▶ [Prompt] Print the data that follows exactly.
-- BEGIN Input data --
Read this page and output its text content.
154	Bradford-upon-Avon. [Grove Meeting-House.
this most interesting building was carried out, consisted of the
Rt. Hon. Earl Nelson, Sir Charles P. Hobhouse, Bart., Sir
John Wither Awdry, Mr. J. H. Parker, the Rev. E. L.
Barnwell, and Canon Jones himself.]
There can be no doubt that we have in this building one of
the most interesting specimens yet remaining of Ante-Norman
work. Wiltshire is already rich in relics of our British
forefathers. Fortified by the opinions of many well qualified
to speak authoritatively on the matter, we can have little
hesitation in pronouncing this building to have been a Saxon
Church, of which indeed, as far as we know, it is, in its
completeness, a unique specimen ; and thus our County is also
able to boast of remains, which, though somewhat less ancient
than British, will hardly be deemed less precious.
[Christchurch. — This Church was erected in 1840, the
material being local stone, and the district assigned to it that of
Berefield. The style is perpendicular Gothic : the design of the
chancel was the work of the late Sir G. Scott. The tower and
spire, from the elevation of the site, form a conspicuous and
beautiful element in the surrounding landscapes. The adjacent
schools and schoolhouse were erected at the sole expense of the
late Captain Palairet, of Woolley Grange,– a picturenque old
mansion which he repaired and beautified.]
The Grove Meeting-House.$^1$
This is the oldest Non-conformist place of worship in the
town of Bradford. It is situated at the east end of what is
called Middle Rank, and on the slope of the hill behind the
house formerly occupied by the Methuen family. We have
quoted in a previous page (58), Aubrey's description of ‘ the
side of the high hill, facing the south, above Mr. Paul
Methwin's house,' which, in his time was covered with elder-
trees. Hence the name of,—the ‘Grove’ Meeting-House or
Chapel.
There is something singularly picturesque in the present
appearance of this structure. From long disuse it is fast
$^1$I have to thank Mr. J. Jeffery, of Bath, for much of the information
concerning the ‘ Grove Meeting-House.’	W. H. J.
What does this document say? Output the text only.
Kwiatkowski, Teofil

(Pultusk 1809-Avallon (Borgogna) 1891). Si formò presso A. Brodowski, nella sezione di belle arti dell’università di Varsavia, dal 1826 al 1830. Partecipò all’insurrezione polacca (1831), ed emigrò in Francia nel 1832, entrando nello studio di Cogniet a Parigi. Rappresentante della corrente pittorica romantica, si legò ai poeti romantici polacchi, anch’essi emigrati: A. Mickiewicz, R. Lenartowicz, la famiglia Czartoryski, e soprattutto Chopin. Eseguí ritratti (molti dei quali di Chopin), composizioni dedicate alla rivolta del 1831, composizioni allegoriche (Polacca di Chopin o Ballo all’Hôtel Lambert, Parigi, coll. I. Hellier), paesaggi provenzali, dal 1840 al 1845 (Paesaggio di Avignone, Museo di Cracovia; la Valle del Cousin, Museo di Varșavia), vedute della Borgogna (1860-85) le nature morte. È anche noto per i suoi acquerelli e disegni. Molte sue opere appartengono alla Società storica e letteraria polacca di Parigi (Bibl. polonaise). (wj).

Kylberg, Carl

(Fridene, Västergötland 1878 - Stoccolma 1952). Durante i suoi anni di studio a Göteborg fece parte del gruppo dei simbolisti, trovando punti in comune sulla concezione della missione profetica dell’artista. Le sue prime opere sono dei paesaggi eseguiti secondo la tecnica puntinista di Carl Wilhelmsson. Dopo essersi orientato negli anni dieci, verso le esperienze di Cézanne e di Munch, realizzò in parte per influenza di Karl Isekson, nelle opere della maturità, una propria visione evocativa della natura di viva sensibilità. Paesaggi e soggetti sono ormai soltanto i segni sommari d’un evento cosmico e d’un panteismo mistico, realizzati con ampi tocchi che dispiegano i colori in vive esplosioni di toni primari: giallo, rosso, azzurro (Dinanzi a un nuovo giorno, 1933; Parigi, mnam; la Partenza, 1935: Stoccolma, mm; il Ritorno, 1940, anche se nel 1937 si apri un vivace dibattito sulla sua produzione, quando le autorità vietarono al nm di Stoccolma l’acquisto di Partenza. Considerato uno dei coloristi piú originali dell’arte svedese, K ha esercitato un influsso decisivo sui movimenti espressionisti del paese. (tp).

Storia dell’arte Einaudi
-- END Input data --
▶ [Answer to the exercise]
Read this page and output its text content.
154	Bradford-upon-Avon. [Grove Meeting-House.
this most interesting building was carried out, consisted of the
Rt. Hon. Earl Nelson, Sir Charles P. Hobhouse, Bart., Sir
John Wither Awdry, Mr. J. H. Parker, the Rev. E. L.
Barnwell, and Canon Jones himself.]
There can be no doubt that we have in this building one of
the most interesting specimens yet remaining of Ante-Norman
work. Wiltshire is already rich in relics of our British
forefathers. Fortified by the opinions of many well qualified
to speak authoritatively on the matter, we can have little
hesitation in pronouncing this building to have been a Saxon
Church, of which indeed, as far as we know, it is, in its
completeness, a unique specimen ; and thus our County is also
able to boast of remains, which, though somewhat less ancient
than British, will hardly be deemed less precious.
[Christchurch. — This Church was erected in 1840, the
material being local stone, and the district assigned to it that of
Berefield. The style is perpendicular Gothic : the design of the
chancel was the work of the late Sir G. Scott. The tower and
spire, from the elevation of the site, form a conspicuous and
beautiful element in the surrounding landscapes. The adjacent
schools and schoolhouse were erected at the sole expense of the
late Captain Palairet, of Woolley Grange,– a picturenque old
mansion which he repaired and beautified.]
The Grove Meeting-House.$^1$
This is the oldest Non-conformist place of worship in the
town of Bradford. It is situated at the east end of what is
called Middle Rank, and on the slope of the hill behind the
house formerly occupied by the Methuen family. We have
quoted in a previous page (58), Aubrey's description of ‘ the
side of the high hill, facing the south, above Mr. Paul
Methwin's house,' which, in his time was covered with elder-
trees. Hence the name of,—the ‘Grove’ Meeting-House or
Chapel.
There is something singularly picturesque in the present
appearance of this structure. From long disuse it is fast
$^1$I have to thank Mr. J. Jeffery, of Bath, for much of the information
concerning the ‘ Grove Meeting-House.’	W. H. J.
What does this document say? Output the text only.
Kwiatkowski, Teofil

(Pultusk 1809-Avallon (Borgogna) 1891). Si formò presso A. Brodowski, nella sezione di belle arti dell’università di Varsavia, dal 1826 al 1830. Partecipò all’insurrezione polacca (1831), ed emigrò in Francia nel 1832, entrando nello studio di Cogniet a Parigi. Rappresentante della corrente pittorica romantica, si legò ai poeti romantici polacchi, anch’essi emigrati: A. Mickiewicz, R. Lenartowicz, la famiglia Czartoryski, e soprattutto Chopin. Eseguí ritratti (molti dei quali di Chopin), composizioni dedicate alla rivolta del 1831, composizioni allegoriche (Polacca di Chopin o Ballo all’Hôtel Lambert, Parigi, coll. I. Hellier), paesaggi provenzali, dal 1840 al 1845 (Paesaggio di Avignone, Museo di Cracovia; la Valle del Cousin, Museo di Varșavia), vedute della Borgogna (1860-85) le nature morte. È anche noto per i suoi acquerelli e disegni. Molte sue opere appartengono alla Società storica e letteraria polacca di Parigi (Bibl. polonaise). (wj).

Kylberg, Carl

(Fridene, Västergötland 1878 - Stoccolma 1952). Durante i suoi anni di studio a Göteborg fece parte del gruppo dei simbolisti, trovando punti in comune sulla concezione della missione profetica dell’artista. Le sue prime opere sono dei paesaggi eseguiti secondo la tecnica puntinista di Carl Wilhelmsson. Dopo essersi orientato negli anni dieci, verso le esperienze di Cézanne e di Munch, realizzò in parte per influenza di Karl Isekson, nelle opere della maturità, una propria visione evocativa della natura di viva sensibilità. Paesaggi e soggetti sono ormai soltanto i segni sommari d’un evento cosmico e d’un panteismo mistico, realizzati con ampi tocchi che dispiegano i colori in vive esplosioni di toni primari: giallo, rosso, azzurro (Dinanzi a un nuovo giorno, 1933; Parigi, mnam; la Partenza, 1935: Stoccolma, mm; il Ritorno, 1940, anche se nel 1937 si apri un vivace dibattito sulla sua produzione, quando le autorità vietarono al nm di Stoccolma l’acquisto di Partenza. Considerato uno dei coloristi piú originali dell’arte svedese, K ha esercitato un influsso decisivo sui movimenti espressionisti del paese. (tp).

Storia dell’arte Einaudi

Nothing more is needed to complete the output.